-- START --

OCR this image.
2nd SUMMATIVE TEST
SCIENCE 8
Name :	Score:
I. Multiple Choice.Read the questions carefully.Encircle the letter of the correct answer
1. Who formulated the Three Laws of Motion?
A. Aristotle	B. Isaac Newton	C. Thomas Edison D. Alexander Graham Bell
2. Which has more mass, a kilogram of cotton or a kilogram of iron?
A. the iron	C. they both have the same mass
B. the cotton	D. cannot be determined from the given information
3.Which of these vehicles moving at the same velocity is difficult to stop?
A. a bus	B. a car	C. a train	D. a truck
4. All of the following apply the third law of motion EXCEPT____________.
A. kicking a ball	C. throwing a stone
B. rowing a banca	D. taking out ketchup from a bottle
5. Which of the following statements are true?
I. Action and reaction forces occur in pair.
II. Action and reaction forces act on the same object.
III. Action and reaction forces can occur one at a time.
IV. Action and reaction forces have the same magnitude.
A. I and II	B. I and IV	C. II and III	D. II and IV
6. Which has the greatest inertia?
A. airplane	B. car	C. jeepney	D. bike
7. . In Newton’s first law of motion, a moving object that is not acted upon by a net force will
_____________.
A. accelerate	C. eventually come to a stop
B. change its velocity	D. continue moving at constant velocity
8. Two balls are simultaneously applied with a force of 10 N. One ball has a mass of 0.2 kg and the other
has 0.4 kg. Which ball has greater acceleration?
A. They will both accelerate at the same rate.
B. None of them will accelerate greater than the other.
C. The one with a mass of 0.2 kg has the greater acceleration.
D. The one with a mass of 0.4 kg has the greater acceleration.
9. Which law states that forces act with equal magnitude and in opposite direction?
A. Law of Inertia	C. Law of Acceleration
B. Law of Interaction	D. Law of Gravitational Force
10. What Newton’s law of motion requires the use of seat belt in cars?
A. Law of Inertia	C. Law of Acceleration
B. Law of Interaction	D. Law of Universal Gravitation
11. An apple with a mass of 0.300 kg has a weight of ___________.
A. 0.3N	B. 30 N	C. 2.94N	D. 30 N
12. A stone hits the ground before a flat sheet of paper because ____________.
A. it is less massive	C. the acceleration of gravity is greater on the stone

-- END --
-- START --

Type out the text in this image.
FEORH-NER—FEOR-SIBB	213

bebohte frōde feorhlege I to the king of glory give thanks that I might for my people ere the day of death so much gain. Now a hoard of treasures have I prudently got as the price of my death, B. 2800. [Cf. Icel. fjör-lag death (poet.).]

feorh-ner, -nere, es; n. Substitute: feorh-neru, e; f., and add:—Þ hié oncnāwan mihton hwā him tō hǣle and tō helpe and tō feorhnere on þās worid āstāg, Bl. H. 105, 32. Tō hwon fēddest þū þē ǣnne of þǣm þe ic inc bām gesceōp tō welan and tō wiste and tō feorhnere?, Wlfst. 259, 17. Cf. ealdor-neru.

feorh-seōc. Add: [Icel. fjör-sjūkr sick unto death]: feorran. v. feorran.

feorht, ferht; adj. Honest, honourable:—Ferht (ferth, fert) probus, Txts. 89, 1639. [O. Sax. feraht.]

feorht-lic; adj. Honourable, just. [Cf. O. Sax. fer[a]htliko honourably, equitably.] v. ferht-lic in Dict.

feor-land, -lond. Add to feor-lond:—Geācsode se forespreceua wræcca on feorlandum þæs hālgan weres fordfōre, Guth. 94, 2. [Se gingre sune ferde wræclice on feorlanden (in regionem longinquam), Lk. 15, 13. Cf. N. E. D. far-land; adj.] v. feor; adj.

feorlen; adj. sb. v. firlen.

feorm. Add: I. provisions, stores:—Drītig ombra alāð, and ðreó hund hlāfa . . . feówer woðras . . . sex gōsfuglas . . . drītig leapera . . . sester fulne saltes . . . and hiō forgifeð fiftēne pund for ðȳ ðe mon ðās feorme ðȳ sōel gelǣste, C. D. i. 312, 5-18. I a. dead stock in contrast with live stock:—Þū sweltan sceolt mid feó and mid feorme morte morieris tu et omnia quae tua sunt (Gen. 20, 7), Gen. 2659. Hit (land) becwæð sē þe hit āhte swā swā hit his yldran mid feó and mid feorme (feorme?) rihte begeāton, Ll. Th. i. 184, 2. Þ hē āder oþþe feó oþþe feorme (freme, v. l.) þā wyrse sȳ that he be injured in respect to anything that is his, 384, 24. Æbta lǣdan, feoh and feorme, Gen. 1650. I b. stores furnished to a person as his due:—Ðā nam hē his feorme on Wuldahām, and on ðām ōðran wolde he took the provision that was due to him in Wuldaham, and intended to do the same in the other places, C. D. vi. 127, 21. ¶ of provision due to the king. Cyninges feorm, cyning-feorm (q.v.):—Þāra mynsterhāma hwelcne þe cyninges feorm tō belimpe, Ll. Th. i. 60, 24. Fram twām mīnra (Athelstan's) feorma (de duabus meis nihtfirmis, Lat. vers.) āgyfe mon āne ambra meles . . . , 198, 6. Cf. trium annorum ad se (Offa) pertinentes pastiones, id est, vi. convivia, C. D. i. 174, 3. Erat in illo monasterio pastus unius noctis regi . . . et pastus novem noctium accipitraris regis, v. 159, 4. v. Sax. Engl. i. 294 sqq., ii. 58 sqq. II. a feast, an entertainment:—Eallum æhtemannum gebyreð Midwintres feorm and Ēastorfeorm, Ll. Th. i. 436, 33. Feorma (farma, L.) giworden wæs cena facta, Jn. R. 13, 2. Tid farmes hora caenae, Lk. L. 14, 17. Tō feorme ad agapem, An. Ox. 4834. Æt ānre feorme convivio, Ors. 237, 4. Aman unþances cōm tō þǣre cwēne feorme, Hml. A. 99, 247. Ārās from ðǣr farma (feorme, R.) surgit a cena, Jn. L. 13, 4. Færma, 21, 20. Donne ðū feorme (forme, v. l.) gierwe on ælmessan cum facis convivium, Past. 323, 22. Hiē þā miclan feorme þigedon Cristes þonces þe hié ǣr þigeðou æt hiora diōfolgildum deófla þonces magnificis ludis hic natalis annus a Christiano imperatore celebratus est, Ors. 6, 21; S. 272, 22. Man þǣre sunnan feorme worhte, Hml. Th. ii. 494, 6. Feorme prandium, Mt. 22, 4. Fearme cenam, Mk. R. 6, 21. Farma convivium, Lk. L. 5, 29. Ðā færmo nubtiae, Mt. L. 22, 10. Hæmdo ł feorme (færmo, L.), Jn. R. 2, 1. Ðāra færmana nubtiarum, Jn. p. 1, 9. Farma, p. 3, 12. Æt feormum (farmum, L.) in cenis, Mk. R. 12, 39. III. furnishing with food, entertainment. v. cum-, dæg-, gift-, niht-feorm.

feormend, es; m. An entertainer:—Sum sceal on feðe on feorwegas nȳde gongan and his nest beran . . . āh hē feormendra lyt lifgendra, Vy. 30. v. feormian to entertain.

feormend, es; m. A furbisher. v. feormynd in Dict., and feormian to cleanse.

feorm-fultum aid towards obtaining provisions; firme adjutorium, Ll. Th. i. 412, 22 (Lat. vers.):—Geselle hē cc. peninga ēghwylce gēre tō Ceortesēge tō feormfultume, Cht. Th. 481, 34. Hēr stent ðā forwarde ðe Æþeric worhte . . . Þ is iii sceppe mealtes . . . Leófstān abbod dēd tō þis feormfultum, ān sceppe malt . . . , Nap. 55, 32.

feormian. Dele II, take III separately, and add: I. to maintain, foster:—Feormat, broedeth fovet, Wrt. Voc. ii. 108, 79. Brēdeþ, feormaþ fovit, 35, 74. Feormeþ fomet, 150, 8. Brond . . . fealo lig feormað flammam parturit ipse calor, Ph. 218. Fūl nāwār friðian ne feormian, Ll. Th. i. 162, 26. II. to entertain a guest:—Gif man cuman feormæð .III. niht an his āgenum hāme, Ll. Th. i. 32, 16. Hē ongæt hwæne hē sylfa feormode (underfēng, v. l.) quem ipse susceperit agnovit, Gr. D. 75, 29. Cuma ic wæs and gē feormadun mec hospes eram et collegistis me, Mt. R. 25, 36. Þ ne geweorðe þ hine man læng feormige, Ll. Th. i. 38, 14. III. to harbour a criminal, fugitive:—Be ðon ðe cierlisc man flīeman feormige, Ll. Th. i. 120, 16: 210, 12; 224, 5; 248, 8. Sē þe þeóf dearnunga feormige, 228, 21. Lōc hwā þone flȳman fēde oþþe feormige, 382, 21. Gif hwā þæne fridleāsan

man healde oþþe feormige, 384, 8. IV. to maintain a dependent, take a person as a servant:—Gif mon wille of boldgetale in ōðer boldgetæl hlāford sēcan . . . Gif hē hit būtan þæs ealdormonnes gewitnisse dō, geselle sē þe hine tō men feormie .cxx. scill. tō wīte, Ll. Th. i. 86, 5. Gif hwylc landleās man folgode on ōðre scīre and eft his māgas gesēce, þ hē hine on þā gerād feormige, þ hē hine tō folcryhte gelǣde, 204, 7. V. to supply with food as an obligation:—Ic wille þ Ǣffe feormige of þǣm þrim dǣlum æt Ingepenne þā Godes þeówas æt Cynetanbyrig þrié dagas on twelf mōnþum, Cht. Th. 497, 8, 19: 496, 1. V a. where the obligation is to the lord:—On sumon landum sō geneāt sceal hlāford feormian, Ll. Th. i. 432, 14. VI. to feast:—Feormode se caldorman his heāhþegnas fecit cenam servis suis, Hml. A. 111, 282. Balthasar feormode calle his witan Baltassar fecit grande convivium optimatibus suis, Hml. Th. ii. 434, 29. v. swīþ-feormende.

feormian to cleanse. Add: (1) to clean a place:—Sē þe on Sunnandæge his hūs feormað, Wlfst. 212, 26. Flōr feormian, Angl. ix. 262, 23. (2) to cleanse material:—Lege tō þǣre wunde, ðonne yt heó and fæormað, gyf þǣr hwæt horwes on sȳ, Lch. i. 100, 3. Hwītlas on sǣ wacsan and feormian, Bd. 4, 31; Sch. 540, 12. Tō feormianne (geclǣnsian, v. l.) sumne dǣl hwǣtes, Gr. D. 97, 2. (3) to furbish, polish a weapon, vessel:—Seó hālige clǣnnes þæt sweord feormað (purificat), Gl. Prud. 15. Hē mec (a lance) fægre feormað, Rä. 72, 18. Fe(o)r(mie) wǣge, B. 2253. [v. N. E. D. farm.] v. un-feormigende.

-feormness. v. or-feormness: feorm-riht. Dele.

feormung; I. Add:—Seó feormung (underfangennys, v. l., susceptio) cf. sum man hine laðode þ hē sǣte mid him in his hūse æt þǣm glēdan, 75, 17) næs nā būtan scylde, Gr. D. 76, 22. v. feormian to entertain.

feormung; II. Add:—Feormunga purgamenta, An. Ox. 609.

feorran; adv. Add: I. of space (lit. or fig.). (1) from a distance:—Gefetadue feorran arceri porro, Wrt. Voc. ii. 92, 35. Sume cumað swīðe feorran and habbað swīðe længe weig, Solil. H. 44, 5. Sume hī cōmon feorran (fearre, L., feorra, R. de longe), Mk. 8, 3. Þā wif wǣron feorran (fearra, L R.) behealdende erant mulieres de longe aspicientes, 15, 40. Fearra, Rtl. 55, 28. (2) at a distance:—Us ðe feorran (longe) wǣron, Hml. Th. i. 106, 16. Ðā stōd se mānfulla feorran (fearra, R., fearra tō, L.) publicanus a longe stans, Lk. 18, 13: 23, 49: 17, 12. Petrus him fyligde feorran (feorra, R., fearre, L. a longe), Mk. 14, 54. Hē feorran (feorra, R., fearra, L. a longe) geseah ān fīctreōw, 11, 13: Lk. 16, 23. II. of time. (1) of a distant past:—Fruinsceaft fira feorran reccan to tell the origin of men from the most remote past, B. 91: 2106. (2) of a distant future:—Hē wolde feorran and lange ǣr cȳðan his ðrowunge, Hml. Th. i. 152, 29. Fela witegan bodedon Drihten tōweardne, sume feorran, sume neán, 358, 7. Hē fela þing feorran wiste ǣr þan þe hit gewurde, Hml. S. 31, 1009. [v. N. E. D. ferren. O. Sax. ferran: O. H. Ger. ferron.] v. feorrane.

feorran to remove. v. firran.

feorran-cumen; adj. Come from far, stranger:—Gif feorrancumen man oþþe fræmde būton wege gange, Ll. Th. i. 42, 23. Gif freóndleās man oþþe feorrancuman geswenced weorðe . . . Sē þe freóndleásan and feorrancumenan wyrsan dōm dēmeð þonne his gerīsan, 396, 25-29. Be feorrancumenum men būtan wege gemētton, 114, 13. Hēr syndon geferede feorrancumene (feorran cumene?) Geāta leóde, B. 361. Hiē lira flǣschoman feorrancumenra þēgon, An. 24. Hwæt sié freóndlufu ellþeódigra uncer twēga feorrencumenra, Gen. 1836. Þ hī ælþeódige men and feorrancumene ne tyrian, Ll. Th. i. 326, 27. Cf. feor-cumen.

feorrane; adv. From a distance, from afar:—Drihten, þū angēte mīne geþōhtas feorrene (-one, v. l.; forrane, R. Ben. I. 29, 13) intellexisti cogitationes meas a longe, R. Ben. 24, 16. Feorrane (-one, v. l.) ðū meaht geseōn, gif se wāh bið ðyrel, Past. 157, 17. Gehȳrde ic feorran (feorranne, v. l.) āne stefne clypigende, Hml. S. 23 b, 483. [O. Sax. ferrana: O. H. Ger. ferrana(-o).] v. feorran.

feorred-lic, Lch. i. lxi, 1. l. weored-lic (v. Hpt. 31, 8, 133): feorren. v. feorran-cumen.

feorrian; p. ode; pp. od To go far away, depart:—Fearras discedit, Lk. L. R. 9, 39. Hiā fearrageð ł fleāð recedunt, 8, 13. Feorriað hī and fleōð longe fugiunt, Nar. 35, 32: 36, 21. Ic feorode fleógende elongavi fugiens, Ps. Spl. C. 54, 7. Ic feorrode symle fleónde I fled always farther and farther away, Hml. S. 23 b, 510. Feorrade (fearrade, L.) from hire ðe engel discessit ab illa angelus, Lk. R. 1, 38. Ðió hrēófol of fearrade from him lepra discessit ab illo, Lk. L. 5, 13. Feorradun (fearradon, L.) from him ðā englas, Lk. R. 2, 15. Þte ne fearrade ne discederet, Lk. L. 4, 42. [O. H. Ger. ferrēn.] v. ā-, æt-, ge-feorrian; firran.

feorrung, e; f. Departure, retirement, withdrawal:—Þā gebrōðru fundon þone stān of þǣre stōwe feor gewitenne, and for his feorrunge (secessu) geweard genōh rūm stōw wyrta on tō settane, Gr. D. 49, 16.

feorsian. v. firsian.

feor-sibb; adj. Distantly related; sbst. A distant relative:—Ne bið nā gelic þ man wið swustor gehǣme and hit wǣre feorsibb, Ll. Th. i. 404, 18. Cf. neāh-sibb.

-- END --

# What you are asked to do:
Search the data for the string "būtan" and copy each line where it appears.

# Problem solution:
man healde oþþe feormige, 384, 8. IV. to maintain a dependent, take a person as a servant:—Gif mon wille of boldgetale in ōðer boldgetæl hlāford sēcan . . . Gif hē hit būtan þæs ealdormonnes gewitnisse dō, geselle sē þe hine tō men feormie .cxx. scill. tō wīte, Ll. Th. i. 86, 5. Gif hwylc landleās man folgode on ōðre scīre and eft his māgas gesēce, þ hē hine on þā gerād feormige, þ hē hine tō folcryhte gelǣde, 204, 7. V. to supply with food as an obligation:—Ic wille þ Ǣffe feormige of þǣm þrim dǣlum æt Ingepenne þā Godes þeówas æt Cynetanbyrig þrié dagas on twelf mōnþum, Cht. Th. 497, 8, 19: 496, 1. V a. where the obligation is to the lord:—On sumon landum sō geneāt sceal hlāford feormian, Ll. Th. i. 432, 14. VI. to feast:—Feormode se caldorman his heāhþegnas fecit cenam servis suis, Hml. A. 111, 282. Balthasar feormode calle his witan Baltassar fecit grande convivium optimatibus suis, Hml. Th. ii. 434, 29. v. swīþ-feormende.
feormung; I. Add:—Seó feormung (underfangennys, v. l., susceptio) cf. sum man hine laðode þ hē sǣte mid him in his hūse æt þǣm glēdan, 75, 17) næs nā būtan scylde, Gr. D. 76, 22. v. feormian to entertain.
feorran-cumen; adj. Come from far, stranger:—Gif feorrancumen man oþþe fræmde būton wege gange, Ll. Th. i. 42, 23. Gif freóndleās man oþþe feorrancuman geswenced weorðe . . . Sē þe freóndleásan and feorrancumenan wyrsan dōm dēmeð þonne his gerīsan, 396, 25-29. Be feorrancumenum men būtan wege gemētton, 114, 13. Hēr syndon geferede feorrancumene (feorran cumene?) Geāta leóde, B. 361. Hiē lira flǣschoman feorrancumenra þēgon, An. 24. Hwæt sié freóndlufu ellþeódigra uncer twēga feorrencumenra, Gen. 1836. Þ hī ælþeódige men and feorrancumene ne tyrian, Ll. Th. i. 326, 27. Cf. feor-cumen.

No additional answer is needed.